• Data section:
^^^^^^^^^^^^^^^^

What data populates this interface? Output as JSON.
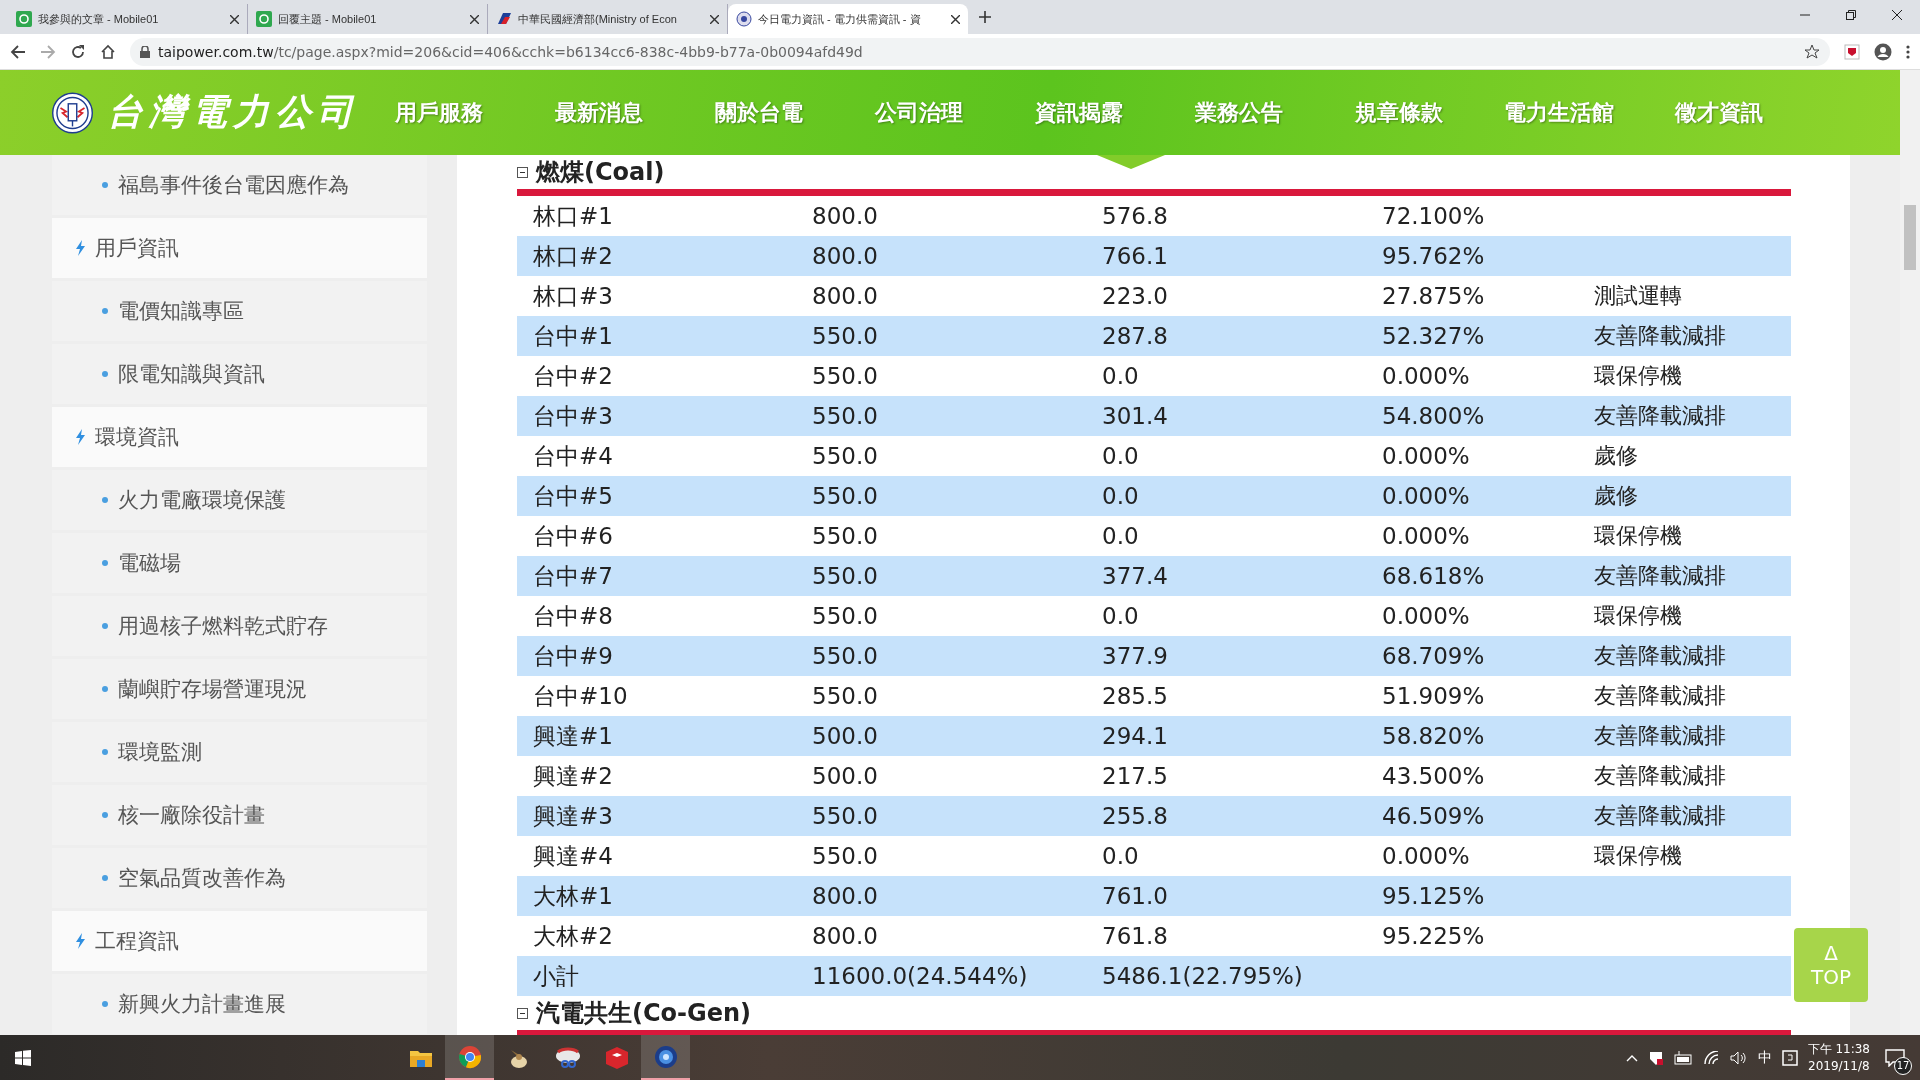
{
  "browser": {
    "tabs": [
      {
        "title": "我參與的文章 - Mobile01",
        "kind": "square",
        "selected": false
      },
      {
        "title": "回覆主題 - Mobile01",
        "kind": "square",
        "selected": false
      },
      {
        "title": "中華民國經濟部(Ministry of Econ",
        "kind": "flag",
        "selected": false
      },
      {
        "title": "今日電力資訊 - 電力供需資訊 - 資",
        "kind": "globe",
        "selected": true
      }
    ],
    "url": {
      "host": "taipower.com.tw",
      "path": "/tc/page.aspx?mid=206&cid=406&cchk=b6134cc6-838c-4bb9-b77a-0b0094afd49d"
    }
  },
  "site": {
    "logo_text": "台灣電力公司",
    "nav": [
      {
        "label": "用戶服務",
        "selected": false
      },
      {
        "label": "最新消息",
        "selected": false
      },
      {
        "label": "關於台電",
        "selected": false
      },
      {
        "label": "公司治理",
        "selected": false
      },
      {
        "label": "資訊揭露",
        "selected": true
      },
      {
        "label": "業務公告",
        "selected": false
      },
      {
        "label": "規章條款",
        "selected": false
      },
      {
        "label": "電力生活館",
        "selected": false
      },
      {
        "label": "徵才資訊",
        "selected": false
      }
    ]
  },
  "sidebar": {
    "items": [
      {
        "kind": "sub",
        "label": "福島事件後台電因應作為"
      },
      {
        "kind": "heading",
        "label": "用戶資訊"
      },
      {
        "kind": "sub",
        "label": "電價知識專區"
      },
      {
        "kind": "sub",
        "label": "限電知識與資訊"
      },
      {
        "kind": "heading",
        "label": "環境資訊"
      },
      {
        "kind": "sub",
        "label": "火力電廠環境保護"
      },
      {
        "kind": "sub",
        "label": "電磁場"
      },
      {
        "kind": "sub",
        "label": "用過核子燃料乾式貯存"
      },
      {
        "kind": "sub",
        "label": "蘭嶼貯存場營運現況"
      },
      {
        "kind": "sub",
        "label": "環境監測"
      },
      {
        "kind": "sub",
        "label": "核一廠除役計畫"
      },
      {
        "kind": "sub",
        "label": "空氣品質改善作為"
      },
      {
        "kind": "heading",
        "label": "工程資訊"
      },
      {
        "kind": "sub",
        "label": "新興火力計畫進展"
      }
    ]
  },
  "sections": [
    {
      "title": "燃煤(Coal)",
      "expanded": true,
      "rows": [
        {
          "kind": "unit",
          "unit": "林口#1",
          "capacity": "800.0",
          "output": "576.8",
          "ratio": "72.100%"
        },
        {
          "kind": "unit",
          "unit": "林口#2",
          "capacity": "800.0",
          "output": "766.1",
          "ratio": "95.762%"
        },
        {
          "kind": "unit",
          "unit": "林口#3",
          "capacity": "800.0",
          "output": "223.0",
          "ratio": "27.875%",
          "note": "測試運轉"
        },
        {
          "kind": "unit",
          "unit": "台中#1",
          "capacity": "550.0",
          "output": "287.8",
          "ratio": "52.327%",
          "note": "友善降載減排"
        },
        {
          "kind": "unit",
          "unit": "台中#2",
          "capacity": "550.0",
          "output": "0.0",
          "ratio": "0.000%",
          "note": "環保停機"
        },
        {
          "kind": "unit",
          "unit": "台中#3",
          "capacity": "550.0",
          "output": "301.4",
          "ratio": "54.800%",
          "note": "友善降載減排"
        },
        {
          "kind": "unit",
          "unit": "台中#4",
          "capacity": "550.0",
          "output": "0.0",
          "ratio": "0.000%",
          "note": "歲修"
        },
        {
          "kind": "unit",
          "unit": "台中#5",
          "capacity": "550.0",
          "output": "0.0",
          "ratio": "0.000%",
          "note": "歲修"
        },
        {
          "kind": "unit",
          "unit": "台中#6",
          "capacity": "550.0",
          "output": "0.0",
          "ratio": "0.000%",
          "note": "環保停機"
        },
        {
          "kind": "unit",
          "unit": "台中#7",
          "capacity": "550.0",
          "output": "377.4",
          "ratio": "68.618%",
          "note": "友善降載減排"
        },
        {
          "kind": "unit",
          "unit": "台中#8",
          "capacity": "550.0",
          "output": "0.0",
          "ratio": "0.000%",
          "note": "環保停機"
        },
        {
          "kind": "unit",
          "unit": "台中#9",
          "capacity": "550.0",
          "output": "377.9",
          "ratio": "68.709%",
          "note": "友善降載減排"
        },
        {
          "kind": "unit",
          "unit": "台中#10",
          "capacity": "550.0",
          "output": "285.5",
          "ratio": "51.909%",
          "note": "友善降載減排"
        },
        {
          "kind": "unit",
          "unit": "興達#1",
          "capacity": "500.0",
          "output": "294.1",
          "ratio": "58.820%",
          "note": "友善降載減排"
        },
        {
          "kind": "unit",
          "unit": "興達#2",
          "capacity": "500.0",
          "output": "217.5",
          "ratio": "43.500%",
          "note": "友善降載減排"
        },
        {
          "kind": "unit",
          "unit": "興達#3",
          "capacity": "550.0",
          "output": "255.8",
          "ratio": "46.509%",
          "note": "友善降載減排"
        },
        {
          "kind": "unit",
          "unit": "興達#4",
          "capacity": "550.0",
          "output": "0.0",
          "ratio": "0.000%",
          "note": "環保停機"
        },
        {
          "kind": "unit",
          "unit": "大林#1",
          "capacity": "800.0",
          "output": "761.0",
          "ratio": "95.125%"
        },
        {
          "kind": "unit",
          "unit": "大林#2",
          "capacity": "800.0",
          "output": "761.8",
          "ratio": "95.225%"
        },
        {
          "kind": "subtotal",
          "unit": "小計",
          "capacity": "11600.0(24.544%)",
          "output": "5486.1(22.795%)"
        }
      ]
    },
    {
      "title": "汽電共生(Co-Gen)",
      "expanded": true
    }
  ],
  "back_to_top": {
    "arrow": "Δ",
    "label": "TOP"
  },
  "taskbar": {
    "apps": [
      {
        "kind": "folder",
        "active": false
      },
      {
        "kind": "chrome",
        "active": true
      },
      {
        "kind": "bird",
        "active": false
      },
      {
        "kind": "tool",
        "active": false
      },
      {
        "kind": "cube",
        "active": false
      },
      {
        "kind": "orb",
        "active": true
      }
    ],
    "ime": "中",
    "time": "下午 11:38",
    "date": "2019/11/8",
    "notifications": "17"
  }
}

^^^^^^^^^^^^^^^^

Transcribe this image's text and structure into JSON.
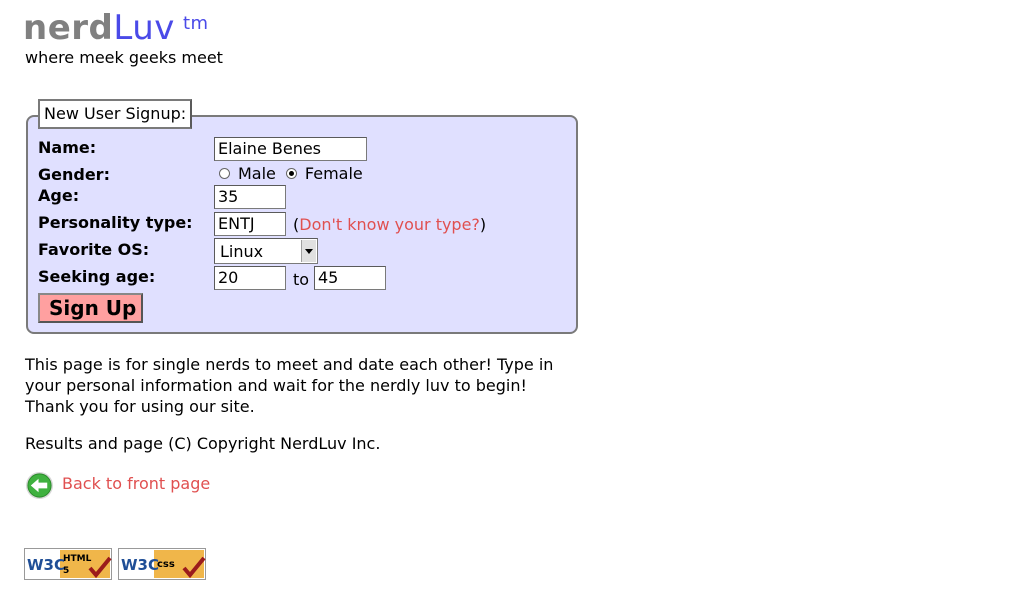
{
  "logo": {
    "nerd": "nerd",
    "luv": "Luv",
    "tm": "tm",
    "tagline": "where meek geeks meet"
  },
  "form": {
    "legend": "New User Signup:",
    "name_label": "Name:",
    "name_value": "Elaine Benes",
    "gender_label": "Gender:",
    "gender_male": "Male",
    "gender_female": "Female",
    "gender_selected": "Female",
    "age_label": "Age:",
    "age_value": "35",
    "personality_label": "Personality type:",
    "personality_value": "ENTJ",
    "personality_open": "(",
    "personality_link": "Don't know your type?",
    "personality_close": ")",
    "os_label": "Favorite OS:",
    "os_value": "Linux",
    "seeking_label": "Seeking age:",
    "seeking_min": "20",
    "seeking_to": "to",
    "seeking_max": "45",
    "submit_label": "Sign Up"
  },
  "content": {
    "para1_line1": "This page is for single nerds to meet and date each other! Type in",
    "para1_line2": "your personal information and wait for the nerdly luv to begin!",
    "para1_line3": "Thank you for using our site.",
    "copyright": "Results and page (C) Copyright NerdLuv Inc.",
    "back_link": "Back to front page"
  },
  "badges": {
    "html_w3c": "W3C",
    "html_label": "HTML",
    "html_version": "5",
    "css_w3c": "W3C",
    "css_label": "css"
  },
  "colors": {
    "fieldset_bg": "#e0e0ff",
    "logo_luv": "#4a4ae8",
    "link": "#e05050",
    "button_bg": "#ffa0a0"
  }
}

^^^^^^^^^^^^^^^^

• What the exercise asks: Copy all lines of the material above where the string "meet" occurs.

• Answer to the task:
    "tagline": "where meek geeks meet"
    "para1_line1": "This page is for single nerds to meet and date each other! Type in",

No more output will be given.